• **Data entries**:

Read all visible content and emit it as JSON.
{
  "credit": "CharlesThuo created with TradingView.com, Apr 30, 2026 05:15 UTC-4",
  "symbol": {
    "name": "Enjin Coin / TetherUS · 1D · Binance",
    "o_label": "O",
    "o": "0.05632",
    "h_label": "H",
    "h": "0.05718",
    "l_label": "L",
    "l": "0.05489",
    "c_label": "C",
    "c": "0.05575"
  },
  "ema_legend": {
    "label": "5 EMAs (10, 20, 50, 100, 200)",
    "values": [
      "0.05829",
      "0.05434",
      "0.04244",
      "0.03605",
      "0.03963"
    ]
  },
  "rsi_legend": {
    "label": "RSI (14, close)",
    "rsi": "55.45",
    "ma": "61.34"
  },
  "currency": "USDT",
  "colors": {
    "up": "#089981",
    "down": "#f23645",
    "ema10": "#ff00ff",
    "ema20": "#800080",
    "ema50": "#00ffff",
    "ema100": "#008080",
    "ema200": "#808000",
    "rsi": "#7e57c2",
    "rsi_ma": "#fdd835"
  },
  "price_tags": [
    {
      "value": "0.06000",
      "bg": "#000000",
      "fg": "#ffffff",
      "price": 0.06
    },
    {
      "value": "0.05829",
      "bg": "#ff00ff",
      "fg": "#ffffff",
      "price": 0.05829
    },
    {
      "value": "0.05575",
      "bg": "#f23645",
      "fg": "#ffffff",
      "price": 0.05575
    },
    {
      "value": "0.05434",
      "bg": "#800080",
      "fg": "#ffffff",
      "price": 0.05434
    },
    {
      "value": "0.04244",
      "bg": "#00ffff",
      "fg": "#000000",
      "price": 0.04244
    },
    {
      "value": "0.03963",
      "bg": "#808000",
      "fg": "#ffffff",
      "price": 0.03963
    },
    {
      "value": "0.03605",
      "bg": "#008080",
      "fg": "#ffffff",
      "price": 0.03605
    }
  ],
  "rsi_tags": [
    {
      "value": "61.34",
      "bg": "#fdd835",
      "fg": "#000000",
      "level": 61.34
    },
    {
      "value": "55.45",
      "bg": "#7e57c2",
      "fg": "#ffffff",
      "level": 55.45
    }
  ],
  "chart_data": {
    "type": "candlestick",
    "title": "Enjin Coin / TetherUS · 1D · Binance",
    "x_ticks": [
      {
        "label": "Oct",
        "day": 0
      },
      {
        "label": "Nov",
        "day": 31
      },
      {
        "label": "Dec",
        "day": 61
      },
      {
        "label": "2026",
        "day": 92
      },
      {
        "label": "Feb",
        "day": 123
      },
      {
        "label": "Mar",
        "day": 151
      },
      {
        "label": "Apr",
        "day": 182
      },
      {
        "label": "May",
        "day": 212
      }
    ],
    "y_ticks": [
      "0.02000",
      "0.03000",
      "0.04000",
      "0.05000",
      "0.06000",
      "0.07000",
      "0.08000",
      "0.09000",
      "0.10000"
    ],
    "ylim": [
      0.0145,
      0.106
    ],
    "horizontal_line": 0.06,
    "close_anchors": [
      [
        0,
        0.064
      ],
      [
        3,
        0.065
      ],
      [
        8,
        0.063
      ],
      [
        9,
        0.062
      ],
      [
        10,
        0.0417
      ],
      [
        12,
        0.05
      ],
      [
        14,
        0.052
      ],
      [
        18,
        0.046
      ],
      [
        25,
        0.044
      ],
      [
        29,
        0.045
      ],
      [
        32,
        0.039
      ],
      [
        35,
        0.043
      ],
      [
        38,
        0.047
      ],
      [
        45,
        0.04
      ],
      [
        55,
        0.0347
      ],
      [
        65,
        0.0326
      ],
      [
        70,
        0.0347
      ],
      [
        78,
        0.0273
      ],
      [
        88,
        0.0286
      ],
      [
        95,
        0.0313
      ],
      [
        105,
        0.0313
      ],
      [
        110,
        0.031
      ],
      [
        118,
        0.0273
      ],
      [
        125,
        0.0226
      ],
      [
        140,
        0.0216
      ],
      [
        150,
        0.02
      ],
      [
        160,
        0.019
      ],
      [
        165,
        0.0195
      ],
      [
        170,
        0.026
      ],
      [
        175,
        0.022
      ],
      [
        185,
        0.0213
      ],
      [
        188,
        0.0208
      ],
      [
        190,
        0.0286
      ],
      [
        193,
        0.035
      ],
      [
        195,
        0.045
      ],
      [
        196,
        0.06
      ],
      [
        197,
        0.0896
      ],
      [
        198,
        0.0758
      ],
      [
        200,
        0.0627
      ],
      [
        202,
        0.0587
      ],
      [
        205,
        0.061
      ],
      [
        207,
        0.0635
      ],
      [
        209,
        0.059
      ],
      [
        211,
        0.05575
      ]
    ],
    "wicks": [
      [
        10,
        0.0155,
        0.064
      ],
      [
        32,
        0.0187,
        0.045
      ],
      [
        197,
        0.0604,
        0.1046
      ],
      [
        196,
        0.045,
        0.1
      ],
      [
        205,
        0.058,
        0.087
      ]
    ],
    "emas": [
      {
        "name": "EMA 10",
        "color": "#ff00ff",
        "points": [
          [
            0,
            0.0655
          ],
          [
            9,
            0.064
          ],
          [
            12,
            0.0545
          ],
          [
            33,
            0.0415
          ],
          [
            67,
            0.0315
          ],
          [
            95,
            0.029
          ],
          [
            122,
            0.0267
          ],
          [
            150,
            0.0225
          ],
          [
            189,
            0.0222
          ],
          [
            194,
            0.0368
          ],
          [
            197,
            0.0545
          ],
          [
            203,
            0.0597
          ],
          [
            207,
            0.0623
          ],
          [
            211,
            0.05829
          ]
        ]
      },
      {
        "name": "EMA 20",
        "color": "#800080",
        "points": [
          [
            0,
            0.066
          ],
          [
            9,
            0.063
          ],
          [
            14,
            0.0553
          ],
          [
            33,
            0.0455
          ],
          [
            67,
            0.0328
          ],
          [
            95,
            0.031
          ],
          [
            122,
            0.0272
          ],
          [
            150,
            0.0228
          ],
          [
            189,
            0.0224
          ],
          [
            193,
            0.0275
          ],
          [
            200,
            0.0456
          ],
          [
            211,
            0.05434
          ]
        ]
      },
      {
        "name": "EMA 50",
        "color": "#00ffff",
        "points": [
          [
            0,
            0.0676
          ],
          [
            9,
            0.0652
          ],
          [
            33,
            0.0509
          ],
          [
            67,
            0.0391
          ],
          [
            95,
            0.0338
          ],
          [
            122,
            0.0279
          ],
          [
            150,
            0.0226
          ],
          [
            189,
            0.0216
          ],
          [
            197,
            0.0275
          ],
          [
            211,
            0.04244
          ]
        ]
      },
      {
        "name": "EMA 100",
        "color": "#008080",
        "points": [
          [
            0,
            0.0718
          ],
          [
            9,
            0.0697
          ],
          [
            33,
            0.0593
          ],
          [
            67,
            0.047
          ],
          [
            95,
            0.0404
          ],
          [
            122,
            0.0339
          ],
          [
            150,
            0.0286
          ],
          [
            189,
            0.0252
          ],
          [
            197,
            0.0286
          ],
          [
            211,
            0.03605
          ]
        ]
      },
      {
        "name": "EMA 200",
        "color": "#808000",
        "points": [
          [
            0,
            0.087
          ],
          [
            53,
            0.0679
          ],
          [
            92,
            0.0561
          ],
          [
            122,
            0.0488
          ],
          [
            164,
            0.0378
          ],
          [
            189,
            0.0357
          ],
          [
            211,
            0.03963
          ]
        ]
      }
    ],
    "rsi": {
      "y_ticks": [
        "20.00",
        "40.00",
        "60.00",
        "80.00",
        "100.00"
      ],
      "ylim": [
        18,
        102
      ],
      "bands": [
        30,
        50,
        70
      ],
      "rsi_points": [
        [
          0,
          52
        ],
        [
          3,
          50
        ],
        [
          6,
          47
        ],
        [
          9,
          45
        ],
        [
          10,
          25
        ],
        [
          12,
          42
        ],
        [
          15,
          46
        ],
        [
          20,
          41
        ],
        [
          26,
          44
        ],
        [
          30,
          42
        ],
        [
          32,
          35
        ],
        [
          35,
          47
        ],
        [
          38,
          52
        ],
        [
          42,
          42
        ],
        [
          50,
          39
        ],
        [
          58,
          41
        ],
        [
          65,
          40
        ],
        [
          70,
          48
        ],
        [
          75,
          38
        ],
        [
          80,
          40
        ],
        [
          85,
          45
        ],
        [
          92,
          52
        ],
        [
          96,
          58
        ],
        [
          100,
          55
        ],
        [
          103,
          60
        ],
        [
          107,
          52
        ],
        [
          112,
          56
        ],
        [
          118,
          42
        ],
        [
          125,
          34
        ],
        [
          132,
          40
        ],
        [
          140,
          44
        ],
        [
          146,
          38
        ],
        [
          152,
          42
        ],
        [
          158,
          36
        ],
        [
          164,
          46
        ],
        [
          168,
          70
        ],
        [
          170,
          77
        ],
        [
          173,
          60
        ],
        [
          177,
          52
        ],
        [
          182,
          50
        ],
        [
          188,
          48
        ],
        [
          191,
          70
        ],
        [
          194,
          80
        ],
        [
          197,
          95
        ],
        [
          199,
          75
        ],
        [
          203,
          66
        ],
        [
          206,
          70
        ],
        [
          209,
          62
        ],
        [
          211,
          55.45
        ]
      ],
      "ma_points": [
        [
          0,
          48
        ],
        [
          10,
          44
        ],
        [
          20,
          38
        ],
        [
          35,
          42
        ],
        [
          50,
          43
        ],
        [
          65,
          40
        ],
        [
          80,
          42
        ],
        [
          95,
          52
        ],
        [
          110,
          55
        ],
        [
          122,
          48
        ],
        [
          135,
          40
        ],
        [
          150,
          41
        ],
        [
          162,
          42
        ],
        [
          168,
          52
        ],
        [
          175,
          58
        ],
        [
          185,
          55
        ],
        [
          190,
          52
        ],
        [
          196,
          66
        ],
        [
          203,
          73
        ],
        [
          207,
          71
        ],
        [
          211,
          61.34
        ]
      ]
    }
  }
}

• **Work to do**:
Reply with the number of lines in the data that include the string "Coin" and nothing else.

• **Output below**:
2